**TASK OBJECTIVE:** Every line of the data must be copied exactly.

########

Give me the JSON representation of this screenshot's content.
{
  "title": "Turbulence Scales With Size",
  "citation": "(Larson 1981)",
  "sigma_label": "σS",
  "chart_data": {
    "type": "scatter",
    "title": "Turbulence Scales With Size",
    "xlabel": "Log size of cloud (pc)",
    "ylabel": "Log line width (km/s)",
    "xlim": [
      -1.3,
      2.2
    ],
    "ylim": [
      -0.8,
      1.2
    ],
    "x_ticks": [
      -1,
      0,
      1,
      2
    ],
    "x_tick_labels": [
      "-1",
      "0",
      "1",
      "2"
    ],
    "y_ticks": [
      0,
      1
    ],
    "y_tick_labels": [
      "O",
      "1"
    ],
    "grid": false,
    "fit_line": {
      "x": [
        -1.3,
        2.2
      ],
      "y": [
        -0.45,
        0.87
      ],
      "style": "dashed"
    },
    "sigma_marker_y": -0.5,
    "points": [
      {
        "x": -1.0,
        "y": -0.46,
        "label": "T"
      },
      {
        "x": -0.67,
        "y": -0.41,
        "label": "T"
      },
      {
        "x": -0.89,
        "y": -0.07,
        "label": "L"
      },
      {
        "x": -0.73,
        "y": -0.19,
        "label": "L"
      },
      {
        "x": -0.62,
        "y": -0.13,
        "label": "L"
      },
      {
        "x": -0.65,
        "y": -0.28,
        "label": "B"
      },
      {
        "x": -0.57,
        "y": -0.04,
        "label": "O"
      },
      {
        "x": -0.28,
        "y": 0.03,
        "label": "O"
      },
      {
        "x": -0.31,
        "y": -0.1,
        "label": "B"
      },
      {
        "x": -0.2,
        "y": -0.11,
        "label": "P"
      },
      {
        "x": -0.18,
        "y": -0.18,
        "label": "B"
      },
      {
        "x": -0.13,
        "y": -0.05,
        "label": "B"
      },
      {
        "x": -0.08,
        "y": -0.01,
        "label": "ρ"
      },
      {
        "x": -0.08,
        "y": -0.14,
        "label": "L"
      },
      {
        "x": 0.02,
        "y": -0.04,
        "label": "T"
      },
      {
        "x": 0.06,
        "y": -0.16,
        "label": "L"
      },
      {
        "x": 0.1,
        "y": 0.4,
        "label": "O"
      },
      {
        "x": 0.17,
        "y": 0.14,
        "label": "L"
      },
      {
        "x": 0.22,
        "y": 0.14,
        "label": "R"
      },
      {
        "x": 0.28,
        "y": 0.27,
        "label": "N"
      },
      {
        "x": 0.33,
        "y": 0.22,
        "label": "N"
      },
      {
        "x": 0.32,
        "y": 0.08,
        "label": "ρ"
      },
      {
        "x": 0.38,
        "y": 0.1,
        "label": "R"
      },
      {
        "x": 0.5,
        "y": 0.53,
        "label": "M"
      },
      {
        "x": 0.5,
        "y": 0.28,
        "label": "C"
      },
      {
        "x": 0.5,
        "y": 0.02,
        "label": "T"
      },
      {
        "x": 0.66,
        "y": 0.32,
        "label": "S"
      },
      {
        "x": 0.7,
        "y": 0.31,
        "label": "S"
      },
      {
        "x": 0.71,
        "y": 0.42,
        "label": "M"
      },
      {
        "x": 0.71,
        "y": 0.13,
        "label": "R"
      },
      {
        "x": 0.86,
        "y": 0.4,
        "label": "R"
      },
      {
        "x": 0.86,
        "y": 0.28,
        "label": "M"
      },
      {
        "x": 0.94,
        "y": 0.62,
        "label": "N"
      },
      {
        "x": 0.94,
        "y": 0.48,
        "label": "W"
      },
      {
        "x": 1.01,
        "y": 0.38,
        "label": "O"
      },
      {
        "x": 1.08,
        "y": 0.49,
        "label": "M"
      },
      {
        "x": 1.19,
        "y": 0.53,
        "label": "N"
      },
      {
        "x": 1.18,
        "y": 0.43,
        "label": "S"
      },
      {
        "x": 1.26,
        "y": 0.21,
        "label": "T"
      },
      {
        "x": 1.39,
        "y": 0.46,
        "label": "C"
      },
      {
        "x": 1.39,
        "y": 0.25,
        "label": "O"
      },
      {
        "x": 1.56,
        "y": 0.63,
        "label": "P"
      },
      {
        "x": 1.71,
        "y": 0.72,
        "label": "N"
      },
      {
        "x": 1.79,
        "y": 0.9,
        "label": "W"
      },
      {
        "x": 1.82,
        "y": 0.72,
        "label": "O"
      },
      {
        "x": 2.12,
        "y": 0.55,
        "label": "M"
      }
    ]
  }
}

########

**CORRECT RESULT:**
Give me the JSON representation of this screenshot's content.
{
  "title": "Turbulence Scales With Size",
  "citation": "(Larson 1981)",
  "sigma_label": "σS",
  "chart_data": {
    "type": "scatter",
    "title": "Turbulence Scales With Size",
    "xlabel": "Log size of cloud (pc)",
    "ylabel": "Log line width (km/s)",
    "xlim": [
      -1.3,
      2.2
    ],
    "ylim": [
      -0.8,
      1.2
    ],
    "x_ticks": [
      -1,
      0,
      1,
      2
    ],
    "x_tick_labels": [
      "-1",
      "0",
      "1",
      "2"
    ],
    "y_ticks": [
      0,
      1
    ],
    "y_tick_labels": [
      "O",
      "1"
    ],
    "grid": false,
    "fit_line": {
      "x": [
        -1.3,
        2.2
      ],
      "y": [
        -0.45,
        0.87
      ],
      "style": "dashed"
    },
    "sigma_marker_y": -0.5,
    "points": [
      {
        "x": -1.0,
        "y": -0.46,
        "label": "T"
      },
      {
        "x": -0.67,
        "y": -0.41,
        "label": "T"
      },
      {
        "x": -0.89,
        "y": -0.07,
        "label": "L"
      },
      {
        "x": -0.73,
        "y": -0.19,
        "label": "L"
      },
      {
        "x": -0.62,
        "y": -0.13,
        "label": "L"
      },
      {
        "x": -0.65,
        "y": -0.28,
        "label": "B"
      },
      {
        "x": -0.57,
        "y": -0.04,
        "label": "O"
      },
      {
        "x": -0.28,
        "y": 0.03,
        "label": "O"
      },
      {
        "x": -0.31,
        "y": -0.1,
        "label": "B"
      },
      {
        "x": -0.2,
        "y": -0.11,
        "label": "P"
      },
      {
        "x": -0.18,
        "y": -0.18,
        "label": "B"
      },
      {
        "x": -0.13,
        "y": -0.05,
        "label": "B"
      },
      {
        "x": -0.08,
        "y": -0.01,
        "label": "ρ"
      },
      {
        "x": -0.08,
        "y": -0.14,
        "label": "L"
      },
      {
        "x": 0.02,
        "y": -0.04,
        "label": "T"
      },
      {
        "x": 0.06,
        "y": -0.16,
        "label": "L"
      },
      {
        "x": 0.1,
        "y": 0.4,
        "label": "O"
      },
      {
        "x": 0.17,
        "y": 0.14,
        "label": "L"
      },
      {
        "x": 0.22,
        "y": 0.14,
        "label": "R"
      },
      {
        "x": 0.28,
        "y": 0.27,
        "label": "N"
      },
      {
        "x": 0.33,
        "y": 0.22,
        "label": "N"
      },
      {
        "x": 0.32,
        "y": 0.08,
        "label": "ρ"
      },
      {
        "x": 0.38,
        "y": 0.1,
        "label": "R"
      },
      {
        "x": 0.5,
        "y": 0.53,
        "label": "M"
      },
      {
        "x": 0.5,
        "y": 0.28,
        "label": "C"
      },
      {
        "x": 0.5,
        "y": 0.02,
        "label": "T"
      },
      {
        "x": 0.66,
        "y": 0.32,
        "label": "S"
      },
      {
        "x": 0.7,
        "y": 0.31,
        "label": "S"
      },
      {
        "x": 0.71,
        "y": 0.42,
        "label": "M"
      },
      {
        "x": 0.71,
        "y": 0.13,
        "label": "R"
      },
      {
        "x": 0.86,
        "y": 0.4,
        "label": "R"
      },
      {
        "x": 0.86,
        "y": 0.28,
        "label": "M"
      },
      {
        "x": 0.94,
        "y": 0.62,
        "label": "N"
      },
      {
        "x": 0.94,
        "y": 0.48,
        "label": "W"
      },
      {
        "x": 1.01,
        "y": 0.38,
        "label": "O"
      },
      {
        "x": 1.08,
        "y": 0.49,
        "label": "M"
      },
      {
        "x": 1.19,
        "y": 0.53,
        "label": "N"
      },
      {
        "x": 1.18,
        "y": 0.43,
        "label": "S"
      },
      {
        "x": 1.26,
        "y": 0.21,
        "label": "T"
      },
      {
        "x": 1.39,
        "y": 0.46,
        "label": "C"
      },
      {
        "x": 1.39,
        "y": 0.25,
        "label": "O"
      },
      {
        "x": 1.56,
        "y": 0.63,
        "label": "P"
      },
      {
        "x": 1.71,
        "y": 0.72,
        "label": "N"
      },
      {
        "x": 1.79,
        "y": 0.9,
        "label": "W"
      },
      {
        "x": 1.82,
        "y": 0.72,
        "label": "O"
      },
      {
        "x": 2.12,
        "y": 0.55,
        "label": "M"
      }
    ]
  }
}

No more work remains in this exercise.